THE DATA:
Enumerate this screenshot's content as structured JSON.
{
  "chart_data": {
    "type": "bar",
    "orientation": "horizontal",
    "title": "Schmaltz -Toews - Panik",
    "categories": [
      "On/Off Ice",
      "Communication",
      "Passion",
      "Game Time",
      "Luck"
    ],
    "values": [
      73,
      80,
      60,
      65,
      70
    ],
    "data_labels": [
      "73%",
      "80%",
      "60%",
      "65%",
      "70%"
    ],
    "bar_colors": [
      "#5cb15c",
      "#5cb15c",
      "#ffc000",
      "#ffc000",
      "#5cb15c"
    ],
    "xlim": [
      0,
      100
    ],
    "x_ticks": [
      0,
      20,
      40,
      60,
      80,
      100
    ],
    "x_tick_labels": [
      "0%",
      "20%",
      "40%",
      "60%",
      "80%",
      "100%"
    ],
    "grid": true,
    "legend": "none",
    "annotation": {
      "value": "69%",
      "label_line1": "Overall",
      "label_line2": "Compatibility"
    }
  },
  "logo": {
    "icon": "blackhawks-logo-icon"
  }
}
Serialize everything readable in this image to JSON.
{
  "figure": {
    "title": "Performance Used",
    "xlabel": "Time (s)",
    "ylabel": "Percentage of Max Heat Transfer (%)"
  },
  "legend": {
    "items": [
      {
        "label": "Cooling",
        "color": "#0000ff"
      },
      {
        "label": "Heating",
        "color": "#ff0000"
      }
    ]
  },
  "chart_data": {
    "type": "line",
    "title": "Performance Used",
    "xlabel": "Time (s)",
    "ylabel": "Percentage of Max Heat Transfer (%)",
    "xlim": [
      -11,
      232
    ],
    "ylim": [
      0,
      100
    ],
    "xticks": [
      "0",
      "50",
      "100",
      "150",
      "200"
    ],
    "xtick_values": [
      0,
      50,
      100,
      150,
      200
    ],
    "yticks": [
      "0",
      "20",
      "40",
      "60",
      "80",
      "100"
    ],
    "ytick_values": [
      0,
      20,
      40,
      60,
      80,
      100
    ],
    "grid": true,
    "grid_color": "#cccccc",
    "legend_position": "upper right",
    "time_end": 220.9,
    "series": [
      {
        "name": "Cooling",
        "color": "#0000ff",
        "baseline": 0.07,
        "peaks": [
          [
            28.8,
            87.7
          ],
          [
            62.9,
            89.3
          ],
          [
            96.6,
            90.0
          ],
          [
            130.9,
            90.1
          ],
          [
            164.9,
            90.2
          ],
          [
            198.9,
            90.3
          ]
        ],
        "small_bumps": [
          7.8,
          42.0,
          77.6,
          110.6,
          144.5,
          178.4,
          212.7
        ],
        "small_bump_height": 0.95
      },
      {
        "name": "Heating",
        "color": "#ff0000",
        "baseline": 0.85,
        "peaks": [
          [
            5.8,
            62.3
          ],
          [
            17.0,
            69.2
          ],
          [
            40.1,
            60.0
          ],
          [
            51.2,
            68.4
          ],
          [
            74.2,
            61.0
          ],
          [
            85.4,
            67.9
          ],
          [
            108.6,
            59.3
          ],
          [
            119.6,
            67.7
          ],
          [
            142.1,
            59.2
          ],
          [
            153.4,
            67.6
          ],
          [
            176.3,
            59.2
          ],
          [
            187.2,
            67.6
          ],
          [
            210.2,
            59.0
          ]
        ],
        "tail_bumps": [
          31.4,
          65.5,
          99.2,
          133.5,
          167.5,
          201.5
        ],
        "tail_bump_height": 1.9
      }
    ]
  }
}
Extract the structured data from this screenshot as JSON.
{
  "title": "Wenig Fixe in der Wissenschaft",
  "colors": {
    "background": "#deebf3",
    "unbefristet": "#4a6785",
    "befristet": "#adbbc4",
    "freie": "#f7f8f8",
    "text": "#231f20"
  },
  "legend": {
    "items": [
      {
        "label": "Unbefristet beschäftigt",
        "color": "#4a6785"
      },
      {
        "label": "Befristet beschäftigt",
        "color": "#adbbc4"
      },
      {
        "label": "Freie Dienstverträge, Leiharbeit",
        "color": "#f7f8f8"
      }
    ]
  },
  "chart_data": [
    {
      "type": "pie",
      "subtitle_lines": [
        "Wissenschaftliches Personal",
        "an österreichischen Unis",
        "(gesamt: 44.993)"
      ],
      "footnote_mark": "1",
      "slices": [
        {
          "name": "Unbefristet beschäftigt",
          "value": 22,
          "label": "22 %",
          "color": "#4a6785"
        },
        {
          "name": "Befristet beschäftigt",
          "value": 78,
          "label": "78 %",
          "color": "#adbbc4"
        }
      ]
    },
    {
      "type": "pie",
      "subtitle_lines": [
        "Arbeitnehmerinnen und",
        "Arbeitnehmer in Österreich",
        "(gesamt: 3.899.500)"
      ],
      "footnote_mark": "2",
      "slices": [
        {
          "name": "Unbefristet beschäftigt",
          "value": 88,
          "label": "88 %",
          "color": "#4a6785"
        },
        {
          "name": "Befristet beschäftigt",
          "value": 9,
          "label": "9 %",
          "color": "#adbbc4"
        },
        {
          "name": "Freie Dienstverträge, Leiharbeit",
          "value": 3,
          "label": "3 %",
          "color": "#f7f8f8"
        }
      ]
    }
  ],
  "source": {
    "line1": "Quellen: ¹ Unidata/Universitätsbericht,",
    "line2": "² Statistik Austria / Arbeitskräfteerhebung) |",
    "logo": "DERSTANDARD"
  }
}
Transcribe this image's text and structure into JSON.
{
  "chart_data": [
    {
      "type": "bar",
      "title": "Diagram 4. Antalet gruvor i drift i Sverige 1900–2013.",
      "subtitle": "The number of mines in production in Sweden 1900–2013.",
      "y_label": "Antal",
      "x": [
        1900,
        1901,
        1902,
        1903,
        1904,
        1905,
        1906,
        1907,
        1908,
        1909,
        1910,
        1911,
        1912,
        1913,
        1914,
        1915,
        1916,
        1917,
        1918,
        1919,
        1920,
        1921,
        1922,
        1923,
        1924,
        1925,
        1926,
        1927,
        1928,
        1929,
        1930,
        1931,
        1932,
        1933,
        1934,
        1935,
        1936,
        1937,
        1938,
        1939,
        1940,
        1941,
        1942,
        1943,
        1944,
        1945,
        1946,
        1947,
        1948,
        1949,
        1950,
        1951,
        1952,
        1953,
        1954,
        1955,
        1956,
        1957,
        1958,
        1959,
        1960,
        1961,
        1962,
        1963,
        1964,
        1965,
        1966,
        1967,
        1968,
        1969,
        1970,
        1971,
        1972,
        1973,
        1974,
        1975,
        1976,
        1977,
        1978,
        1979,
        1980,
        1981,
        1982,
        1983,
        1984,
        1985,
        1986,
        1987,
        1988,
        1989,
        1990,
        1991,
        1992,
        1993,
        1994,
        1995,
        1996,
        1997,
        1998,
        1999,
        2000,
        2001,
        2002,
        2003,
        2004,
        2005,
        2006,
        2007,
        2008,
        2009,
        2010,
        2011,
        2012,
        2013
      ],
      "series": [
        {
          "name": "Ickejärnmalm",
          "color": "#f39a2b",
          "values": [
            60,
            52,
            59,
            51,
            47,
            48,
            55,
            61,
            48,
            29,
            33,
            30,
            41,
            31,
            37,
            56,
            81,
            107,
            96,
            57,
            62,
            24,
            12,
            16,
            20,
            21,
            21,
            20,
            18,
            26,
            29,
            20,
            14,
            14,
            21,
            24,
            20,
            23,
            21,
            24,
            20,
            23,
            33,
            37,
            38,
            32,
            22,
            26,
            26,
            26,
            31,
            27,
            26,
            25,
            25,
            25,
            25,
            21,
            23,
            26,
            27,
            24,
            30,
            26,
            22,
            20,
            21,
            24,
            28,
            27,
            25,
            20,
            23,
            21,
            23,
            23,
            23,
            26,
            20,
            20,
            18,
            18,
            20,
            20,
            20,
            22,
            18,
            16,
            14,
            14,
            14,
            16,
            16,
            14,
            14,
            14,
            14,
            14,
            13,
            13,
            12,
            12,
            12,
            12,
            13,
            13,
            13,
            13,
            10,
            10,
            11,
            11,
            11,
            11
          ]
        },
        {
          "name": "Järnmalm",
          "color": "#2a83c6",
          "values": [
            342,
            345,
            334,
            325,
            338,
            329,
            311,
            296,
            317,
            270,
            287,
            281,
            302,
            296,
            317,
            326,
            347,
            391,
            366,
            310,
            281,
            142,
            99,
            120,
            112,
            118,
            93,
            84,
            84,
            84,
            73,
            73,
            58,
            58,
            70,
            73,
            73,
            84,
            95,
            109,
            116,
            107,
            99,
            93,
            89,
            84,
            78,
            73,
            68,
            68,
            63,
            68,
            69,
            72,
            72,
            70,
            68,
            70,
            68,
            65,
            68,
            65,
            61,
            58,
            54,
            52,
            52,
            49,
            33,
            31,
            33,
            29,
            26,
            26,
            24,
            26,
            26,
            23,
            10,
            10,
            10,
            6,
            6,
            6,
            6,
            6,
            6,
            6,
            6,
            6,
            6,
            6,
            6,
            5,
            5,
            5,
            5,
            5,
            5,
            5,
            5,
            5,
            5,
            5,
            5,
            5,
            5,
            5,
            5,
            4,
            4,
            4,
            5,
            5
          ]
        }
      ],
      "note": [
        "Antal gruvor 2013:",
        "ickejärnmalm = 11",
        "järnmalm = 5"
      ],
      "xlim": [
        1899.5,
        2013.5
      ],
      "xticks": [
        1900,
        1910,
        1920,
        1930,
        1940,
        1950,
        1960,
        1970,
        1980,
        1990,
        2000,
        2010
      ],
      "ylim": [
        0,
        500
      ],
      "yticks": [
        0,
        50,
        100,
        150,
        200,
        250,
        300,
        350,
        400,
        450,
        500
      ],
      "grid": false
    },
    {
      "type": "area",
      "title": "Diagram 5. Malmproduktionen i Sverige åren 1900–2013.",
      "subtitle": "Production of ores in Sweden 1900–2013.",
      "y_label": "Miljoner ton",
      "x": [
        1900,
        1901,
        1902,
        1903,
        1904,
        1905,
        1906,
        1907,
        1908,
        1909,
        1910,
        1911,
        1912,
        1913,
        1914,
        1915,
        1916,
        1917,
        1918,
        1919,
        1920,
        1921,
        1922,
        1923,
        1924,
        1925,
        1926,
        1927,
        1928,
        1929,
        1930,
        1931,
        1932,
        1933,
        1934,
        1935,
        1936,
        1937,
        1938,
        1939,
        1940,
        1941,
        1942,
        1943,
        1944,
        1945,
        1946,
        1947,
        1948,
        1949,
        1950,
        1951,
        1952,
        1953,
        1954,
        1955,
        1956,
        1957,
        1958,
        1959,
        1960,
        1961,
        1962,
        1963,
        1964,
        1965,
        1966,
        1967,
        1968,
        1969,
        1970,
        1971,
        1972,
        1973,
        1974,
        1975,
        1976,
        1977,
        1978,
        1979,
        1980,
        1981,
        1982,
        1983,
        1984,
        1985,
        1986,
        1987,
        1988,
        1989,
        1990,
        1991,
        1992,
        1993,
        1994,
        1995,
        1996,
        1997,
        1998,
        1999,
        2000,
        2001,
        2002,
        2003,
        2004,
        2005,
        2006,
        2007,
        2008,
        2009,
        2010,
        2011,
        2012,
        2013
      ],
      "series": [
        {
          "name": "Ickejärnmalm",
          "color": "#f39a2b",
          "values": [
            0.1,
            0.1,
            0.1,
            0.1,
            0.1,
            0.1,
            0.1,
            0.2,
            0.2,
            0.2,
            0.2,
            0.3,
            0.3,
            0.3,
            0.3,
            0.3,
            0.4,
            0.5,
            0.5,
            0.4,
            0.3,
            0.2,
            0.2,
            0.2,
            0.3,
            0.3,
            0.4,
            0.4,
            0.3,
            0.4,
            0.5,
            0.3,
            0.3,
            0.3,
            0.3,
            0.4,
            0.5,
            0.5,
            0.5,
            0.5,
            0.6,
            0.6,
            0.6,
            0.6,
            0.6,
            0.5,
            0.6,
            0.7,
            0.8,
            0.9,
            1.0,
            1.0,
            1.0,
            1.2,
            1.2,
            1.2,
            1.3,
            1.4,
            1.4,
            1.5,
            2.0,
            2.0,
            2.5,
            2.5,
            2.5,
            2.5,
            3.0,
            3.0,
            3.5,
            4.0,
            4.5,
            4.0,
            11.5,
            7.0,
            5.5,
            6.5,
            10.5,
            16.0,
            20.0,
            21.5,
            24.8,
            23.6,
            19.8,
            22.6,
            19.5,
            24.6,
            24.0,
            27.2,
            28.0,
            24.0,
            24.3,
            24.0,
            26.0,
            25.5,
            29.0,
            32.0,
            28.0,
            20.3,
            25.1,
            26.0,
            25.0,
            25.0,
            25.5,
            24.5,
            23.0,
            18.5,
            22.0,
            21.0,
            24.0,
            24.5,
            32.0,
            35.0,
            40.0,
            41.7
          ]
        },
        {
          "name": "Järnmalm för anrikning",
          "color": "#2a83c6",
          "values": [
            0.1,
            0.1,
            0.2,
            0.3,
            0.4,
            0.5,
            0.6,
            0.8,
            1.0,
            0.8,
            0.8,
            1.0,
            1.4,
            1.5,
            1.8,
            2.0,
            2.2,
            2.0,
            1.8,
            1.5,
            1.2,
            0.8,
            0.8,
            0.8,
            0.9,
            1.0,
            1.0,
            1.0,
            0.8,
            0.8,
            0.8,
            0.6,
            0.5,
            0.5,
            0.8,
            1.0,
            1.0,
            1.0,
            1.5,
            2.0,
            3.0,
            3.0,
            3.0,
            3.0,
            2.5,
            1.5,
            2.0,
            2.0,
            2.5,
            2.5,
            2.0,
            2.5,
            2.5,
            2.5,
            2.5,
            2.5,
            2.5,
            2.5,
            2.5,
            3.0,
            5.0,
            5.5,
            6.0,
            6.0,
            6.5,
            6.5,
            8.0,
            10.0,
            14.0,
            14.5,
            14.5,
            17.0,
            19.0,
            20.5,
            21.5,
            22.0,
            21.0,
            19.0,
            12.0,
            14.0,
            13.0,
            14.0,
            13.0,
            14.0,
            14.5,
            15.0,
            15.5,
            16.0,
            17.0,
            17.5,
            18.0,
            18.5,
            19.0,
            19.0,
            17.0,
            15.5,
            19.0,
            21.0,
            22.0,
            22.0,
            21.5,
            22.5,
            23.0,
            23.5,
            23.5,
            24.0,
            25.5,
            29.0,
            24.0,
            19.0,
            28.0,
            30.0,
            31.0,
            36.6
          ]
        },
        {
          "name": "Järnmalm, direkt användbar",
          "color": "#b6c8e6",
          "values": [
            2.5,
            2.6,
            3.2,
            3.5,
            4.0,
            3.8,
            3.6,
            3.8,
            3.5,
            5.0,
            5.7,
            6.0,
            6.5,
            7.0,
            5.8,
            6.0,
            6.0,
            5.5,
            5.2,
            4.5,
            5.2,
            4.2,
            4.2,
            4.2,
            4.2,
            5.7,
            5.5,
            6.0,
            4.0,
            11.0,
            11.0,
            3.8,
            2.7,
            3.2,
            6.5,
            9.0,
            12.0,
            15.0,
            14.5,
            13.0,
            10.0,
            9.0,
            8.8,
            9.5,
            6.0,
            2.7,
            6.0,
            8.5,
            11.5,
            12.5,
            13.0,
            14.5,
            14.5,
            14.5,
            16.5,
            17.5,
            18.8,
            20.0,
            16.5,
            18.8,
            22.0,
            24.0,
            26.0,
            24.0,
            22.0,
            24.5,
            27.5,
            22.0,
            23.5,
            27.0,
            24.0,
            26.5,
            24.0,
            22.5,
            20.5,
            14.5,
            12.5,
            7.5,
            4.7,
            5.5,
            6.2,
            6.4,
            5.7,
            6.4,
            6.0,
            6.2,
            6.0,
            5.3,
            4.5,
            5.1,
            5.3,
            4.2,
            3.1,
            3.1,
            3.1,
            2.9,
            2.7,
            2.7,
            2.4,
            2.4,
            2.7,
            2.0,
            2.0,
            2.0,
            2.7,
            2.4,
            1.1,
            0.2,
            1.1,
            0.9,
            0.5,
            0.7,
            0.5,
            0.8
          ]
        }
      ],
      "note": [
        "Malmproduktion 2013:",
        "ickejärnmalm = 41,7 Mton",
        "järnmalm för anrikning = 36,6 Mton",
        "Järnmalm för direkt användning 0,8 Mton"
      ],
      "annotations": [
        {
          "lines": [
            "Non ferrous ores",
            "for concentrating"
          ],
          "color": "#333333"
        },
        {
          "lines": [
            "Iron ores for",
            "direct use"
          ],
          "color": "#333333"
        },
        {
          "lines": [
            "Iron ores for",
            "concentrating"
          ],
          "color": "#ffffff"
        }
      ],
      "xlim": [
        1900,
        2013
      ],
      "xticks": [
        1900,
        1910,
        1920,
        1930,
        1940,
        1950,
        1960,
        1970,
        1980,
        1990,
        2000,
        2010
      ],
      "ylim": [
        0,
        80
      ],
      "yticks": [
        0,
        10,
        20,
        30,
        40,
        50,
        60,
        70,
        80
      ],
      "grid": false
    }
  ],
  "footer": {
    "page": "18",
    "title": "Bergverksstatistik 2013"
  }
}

EXERCISE GOAL: Give the count of lines in the data shown above that contain "Diagram", and nothing else.

RESPONSE: 2